Kutipan Pilihan:
<<<<
Kemashlatan sebagai dasar dari ajaran Islam, dijelasan oleh Ibnul-Qayyim bahwa sesungguhnya syari’ah dibangun dan didasarkan kepada hikmah dan kemaslahatan hamba baik untuk kehidupan dunia mapun untuk kehidupan akhirat. Sejalan dengan pernyataan Ibnul-Qayyim, asy-Syathibi menegaskan bahwa ditetapkan hukum-hukum Syariah tidak lain adalah untuk kemaslahatan hamba dalam kehidupan di dunia sekaligus dalam kehidupan di akhiratnya.
Sedangkan yang berkaitan dengan menghindari kerusakan, banyak ditemui ayat-ayat al-Quran yang berisi larangan untuk berbuat kerusakan. Di antaranya: “dan janganlah kamu berkeliaran di muka bumi dengan berbuat kerusakan” (QS. al-Baqarah: 60); “…dan mereka berbuat kerusakan dimuka bumi dan Allah tidak menyukai orang-orang yang membuat kerusakan” (QS. al-Maidah: 64); dan“… dan janganlah kamu mengikuti jalan orang-orang yang membuat kerusakan” (QS. al-A’raf: 142).
>>>>
Soal 1: Susun kembali paragraf kutipan yang dimulai dengan "Sedangkan yang berkaitan dengan menghindari kerusakan" menjadi daftar singkat tanpa menghilangkan fakta utamanya.
Soal 2: Menurut asy-Syathibi dalam kutipan tentang kemaslahatan, untuk tujuan apa hukum-hukum Syariah ditetapkan?

[Data tata letak spasial]
<<<<
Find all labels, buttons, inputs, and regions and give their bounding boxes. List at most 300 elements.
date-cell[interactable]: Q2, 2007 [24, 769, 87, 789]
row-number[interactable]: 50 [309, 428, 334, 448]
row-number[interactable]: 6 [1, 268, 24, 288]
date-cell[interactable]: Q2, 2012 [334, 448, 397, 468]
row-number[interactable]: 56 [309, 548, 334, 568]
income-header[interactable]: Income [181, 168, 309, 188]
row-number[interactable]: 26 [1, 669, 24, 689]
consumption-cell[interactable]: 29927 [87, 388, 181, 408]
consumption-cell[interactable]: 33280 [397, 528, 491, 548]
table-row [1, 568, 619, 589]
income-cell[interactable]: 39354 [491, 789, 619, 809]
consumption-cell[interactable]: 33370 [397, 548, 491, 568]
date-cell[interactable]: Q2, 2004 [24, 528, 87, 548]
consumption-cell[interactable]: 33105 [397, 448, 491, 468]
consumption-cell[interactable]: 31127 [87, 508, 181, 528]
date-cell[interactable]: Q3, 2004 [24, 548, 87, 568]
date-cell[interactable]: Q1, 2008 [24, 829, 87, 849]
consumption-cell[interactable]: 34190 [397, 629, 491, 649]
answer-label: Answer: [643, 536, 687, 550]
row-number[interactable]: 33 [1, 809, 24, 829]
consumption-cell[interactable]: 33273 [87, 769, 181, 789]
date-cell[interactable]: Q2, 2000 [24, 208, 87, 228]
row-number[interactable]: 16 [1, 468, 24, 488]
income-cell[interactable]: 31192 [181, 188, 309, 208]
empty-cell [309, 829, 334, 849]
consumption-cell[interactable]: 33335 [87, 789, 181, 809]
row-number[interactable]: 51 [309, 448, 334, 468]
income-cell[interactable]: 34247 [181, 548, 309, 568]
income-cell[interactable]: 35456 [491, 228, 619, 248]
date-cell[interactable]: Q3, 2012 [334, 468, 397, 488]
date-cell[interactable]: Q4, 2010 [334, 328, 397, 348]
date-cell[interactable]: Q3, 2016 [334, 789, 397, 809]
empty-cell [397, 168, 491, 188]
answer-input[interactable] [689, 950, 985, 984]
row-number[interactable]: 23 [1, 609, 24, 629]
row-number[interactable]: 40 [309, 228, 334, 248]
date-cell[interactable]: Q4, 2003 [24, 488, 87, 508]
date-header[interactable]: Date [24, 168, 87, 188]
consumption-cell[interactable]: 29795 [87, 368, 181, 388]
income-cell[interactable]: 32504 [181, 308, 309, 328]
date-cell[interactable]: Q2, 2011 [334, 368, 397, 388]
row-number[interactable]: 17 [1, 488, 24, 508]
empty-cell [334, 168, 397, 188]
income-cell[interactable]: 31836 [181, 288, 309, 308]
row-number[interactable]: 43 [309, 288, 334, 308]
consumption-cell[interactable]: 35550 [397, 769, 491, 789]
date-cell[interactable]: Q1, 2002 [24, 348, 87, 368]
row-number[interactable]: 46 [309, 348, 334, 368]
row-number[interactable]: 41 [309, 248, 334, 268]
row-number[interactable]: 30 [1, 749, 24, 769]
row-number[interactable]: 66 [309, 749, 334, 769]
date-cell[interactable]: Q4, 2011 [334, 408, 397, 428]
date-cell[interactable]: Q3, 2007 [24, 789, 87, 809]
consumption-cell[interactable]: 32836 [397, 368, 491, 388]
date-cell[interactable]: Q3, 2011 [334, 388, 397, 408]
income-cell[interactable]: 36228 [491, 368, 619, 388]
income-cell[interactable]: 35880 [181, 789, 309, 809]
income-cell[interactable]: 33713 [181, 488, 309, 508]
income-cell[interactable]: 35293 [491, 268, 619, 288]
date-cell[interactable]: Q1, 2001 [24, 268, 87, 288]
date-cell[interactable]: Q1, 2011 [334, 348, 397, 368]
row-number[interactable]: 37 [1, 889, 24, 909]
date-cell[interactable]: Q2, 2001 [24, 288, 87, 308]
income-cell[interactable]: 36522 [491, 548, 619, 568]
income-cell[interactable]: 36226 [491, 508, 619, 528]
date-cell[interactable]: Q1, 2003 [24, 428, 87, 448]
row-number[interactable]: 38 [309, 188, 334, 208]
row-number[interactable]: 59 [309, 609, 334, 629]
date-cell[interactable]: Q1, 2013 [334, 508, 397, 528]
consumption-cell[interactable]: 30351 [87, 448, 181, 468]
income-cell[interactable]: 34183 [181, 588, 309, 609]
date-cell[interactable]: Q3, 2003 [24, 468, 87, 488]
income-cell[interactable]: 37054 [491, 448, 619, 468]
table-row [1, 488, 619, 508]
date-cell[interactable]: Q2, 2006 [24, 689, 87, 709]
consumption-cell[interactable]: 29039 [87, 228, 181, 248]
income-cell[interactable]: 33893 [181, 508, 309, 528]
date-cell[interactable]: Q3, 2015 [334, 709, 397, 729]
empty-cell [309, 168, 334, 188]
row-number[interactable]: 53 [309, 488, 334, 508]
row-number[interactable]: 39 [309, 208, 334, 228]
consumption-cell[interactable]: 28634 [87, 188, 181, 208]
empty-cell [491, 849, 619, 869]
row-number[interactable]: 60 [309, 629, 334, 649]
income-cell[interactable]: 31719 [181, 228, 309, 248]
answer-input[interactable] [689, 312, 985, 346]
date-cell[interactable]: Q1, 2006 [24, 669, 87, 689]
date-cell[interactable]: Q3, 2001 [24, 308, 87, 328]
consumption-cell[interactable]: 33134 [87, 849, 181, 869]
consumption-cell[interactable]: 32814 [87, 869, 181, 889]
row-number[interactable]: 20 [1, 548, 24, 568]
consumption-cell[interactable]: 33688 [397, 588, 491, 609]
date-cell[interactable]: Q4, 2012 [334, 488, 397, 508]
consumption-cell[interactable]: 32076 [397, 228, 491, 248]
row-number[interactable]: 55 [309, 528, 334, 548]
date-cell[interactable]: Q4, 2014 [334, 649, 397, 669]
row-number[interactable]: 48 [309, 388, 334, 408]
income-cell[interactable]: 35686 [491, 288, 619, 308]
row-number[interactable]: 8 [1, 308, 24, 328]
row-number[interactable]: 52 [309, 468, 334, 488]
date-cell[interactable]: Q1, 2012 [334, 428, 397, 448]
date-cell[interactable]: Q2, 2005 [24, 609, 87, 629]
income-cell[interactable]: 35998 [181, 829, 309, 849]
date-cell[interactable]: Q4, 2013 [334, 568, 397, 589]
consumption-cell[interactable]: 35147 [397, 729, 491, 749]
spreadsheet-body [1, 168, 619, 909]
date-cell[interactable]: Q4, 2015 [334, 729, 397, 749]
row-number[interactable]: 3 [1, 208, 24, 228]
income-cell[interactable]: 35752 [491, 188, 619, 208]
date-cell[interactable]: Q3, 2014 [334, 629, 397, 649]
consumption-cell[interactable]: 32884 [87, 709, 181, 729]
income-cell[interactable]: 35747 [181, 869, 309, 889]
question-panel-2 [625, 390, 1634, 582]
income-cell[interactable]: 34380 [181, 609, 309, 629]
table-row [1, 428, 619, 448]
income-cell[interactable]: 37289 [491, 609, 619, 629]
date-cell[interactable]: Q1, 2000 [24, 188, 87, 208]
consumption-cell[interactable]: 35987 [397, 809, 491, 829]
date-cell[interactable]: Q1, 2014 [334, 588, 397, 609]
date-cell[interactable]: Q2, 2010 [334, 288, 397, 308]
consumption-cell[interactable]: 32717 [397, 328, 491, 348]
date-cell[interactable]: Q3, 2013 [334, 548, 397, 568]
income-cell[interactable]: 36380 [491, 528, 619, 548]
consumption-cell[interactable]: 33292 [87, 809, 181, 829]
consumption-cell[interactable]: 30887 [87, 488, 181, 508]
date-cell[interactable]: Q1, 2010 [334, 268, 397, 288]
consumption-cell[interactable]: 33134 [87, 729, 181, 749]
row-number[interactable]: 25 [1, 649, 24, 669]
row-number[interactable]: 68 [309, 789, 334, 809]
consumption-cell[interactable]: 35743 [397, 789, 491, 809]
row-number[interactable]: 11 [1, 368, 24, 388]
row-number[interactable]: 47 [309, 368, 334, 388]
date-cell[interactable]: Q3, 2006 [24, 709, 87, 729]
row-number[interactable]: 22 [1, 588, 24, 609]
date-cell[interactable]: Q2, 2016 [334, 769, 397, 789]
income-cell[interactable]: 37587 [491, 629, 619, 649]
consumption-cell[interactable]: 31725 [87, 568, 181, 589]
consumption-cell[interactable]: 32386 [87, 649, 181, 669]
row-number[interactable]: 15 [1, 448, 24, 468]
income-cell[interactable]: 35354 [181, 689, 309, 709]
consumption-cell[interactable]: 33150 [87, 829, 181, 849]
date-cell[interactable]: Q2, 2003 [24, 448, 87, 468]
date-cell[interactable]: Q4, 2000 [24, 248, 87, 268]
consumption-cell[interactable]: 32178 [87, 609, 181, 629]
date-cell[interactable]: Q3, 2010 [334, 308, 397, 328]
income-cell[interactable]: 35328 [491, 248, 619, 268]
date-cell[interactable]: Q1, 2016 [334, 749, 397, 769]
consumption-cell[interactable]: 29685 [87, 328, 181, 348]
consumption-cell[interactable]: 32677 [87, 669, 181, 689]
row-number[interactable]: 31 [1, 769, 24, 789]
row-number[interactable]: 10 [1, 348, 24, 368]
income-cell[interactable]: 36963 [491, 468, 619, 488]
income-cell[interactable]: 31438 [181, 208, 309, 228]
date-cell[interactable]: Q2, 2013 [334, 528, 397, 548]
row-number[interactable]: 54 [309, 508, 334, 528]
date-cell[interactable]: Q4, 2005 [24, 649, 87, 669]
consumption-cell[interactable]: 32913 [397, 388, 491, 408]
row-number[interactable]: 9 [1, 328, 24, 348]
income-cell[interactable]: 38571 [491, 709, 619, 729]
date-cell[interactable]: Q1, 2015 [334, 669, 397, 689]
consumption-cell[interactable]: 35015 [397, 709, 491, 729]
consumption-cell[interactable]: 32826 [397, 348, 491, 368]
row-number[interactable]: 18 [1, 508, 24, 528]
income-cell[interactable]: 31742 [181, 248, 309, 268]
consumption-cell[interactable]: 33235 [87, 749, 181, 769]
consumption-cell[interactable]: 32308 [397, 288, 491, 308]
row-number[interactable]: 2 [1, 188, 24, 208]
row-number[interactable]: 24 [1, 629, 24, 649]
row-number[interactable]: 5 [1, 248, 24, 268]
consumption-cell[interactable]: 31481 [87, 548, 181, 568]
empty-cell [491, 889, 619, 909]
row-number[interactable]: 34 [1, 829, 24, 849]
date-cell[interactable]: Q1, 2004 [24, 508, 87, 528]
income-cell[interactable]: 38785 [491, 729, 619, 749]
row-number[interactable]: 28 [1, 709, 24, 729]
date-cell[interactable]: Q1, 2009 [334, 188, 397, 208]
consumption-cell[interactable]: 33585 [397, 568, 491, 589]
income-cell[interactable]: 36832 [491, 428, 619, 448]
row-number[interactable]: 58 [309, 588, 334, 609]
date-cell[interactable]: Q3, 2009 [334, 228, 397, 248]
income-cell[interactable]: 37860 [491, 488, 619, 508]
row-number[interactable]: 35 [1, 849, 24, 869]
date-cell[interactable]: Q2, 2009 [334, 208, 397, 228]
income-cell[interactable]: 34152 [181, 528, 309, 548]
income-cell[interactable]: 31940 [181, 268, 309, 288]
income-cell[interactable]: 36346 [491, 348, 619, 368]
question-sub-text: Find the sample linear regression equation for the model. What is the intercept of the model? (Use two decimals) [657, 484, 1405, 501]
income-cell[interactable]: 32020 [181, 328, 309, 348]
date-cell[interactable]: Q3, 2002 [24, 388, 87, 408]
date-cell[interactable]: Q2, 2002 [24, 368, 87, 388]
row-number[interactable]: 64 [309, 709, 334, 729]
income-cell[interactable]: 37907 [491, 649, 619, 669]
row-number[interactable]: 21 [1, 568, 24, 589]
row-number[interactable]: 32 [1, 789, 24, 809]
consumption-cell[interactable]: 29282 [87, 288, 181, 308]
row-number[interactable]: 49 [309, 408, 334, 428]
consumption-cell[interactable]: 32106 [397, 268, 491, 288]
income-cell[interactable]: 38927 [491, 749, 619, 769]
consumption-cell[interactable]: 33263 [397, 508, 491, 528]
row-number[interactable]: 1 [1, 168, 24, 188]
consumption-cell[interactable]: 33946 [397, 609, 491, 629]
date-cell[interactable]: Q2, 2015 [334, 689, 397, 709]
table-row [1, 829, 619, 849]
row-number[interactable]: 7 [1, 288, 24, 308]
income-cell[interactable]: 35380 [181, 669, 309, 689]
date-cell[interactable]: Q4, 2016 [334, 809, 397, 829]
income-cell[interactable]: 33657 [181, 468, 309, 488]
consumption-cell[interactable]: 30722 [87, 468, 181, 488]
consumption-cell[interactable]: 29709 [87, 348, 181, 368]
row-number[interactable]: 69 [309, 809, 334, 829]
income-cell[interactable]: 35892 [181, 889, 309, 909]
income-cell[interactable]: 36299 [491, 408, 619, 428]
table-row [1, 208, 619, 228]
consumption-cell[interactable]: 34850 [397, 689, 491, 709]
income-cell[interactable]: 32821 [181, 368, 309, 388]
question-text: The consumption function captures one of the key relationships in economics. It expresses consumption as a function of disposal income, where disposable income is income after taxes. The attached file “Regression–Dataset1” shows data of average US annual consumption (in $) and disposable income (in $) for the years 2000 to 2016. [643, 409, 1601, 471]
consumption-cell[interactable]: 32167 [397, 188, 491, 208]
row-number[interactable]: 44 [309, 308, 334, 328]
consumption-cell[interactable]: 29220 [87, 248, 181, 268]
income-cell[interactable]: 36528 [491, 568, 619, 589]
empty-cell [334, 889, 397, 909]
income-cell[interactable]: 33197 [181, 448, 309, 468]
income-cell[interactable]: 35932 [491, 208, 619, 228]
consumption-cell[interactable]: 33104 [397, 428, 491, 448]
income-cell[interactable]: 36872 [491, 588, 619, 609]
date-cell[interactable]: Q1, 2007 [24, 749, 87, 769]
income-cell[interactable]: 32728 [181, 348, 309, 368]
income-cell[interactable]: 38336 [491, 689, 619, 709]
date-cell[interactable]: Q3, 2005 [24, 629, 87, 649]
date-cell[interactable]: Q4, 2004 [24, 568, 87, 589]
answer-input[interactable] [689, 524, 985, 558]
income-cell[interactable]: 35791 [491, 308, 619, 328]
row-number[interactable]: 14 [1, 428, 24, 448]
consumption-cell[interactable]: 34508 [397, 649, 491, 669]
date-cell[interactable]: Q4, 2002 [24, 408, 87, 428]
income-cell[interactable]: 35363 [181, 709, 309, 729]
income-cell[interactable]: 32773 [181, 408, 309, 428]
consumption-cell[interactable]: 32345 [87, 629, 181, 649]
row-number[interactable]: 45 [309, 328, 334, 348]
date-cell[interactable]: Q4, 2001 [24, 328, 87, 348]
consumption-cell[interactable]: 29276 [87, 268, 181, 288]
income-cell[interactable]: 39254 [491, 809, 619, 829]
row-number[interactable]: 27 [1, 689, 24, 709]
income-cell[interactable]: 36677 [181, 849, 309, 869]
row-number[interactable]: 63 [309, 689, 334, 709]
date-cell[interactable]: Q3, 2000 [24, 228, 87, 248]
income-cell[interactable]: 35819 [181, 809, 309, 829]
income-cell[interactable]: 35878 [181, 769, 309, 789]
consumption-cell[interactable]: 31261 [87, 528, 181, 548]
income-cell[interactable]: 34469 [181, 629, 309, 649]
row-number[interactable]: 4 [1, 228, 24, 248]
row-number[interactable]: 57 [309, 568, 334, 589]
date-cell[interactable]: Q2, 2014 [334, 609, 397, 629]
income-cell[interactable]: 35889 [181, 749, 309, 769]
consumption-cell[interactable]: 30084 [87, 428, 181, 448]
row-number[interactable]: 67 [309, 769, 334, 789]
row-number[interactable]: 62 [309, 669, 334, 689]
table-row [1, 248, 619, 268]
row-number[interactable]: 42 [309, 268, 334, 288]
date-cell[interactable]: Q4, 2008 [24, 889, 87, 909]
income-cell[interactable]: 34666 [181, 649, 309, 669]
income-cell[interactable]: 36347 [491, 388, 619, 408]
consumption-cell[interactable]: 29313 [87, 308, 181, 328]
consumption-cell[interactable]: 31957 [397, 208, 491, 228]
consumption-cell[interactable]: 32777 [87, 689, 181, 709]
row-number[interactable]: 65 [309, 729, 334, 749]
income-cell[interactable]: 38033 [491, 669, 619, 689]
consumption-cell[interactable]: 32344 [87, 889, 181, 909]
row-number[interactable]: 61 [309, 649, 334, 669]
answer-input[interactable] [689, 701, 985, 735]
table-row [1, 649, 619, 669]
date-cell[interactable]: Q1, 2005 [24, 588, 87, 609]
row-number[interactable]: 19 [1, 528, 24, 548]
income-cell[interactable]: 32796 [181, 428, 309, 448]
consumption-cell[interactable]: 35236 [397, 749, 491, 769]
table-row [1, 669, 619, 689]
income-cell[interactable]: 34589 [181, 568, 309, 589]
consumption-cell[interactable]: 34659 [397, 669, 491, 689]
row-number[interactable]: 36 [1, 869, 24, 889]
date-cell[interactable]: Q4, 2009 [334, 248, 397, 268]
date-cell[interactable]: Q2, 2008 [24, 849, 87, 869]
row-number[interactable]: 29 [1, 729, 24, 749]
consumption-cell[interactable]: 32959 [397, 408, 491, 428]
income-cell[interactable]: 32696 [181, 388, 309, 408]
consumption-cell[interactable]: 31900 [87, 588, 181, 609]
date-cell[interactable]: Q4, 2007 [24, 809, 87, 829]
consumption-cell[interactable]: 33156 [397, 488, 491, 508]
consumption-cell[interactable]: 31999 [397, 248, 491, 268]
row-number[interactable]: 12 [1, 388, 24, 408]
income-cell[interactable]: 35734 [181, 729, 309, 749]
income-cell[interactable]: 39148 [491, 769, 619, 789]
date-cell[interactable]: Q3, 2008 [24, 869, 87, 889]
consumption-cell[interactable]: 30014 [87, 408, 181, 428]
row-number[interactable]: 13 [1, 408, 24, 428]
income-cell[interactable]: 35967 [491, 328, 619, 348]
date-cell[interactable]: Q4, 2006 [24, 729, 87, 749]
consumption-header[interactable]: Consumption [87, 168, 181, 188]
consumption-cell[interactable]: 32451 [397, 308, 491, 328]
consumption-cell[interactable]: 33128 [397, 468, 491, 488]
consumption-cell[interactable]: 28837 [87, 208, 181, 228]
>>>>
Jawaban Tertulis 1:
- Banyak ayat al-Quran memuat larangan berbuat kerusakan.
- QS. al-Baqarah: 60 melarang berkeliaran di muka bumi dengan berbuat kerusakan.
- QS. al-Maidah: 64 menyebut bahwa mereka berbuat kerusakan di muka bumi dan Allah tidak menyukai orang-orang yang membuat kerusakan.
- QS. al-A'raf: 142 melarang mengikuti jalan orang-orang yang membuat kerusakan.

Jawaban Tertulis 2: Hukum-hukum Syariah ditetapkan untuk kemaslahatan hamba dalam kehidupan di dunia sekaligus dalam kehidupan di akhirat.